--- RAW RECORDS ---
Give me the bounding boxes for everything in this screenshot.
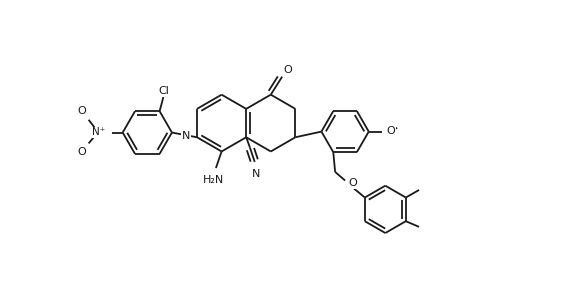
- Text: O: O: [283, 65, 292, 75]
- Text: O: O: [387, 126, 396, 136]
- Text: N: N: [182, 131, 190, 141]
- Text: O: O: [77, 106, 86, 116]
- Text: O: O: [348, 178, 357, 188]
- Text: N⁺: N⁺: [93, 127, 106, 137]
- Text: N: N: [251, 168, 260, 179]
- Text: H₂N: H₂N: [203, 175, 224, 185]
- Text: Cl: Cl: [158, 86, 169, 96]
- Text: O: O: [77, 147, 86, 157]
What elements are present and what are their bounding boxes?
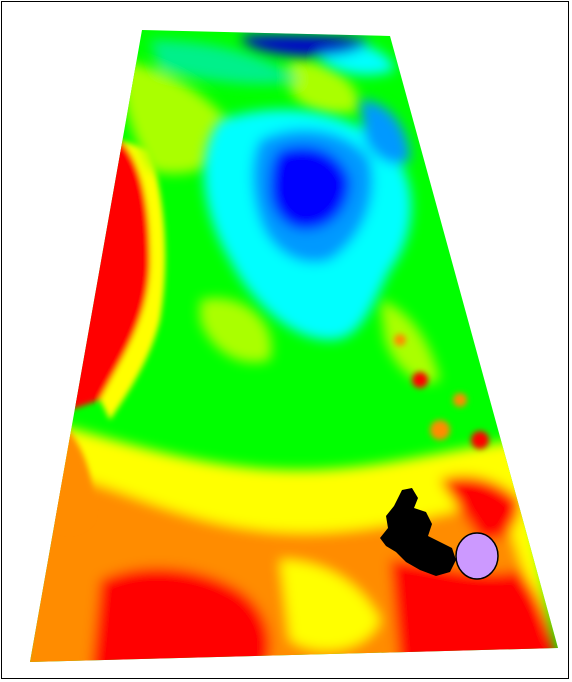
---
◆ EXERCISE DESCRIPTION
Rewrite all of the items above as a numbered list with one line per entry. Omit blank lines and exclude the pictures.

◆ WRITTEN SOLUTION
1. Give me the bounding boxes for everything in this screenshot.
2. - Text: O: O: [283, 65, 292, 75]
3. - Text: O: O: [387, 126, 396, 136]
4. - Text: N: N: [182, 131, 190, 141]
5. - Text: O: O: [77, 106, 86, 116]
6. - Text: O: O: [348, 178, 357, 188]
7. - Text: N⁺: N⁺: [93, 127, 106, 137]
8. - Text: N: N: [251, 168, 260, 179]
9. - Text: H₂N: H₂N: [203, 175, 224, 185]
10. - Text: Cl: Cl: [158, 86, 169, 96]
11. - Text: O: O: [77, 147, 86, 157]
12. What elements are present and what are their bounding boxes?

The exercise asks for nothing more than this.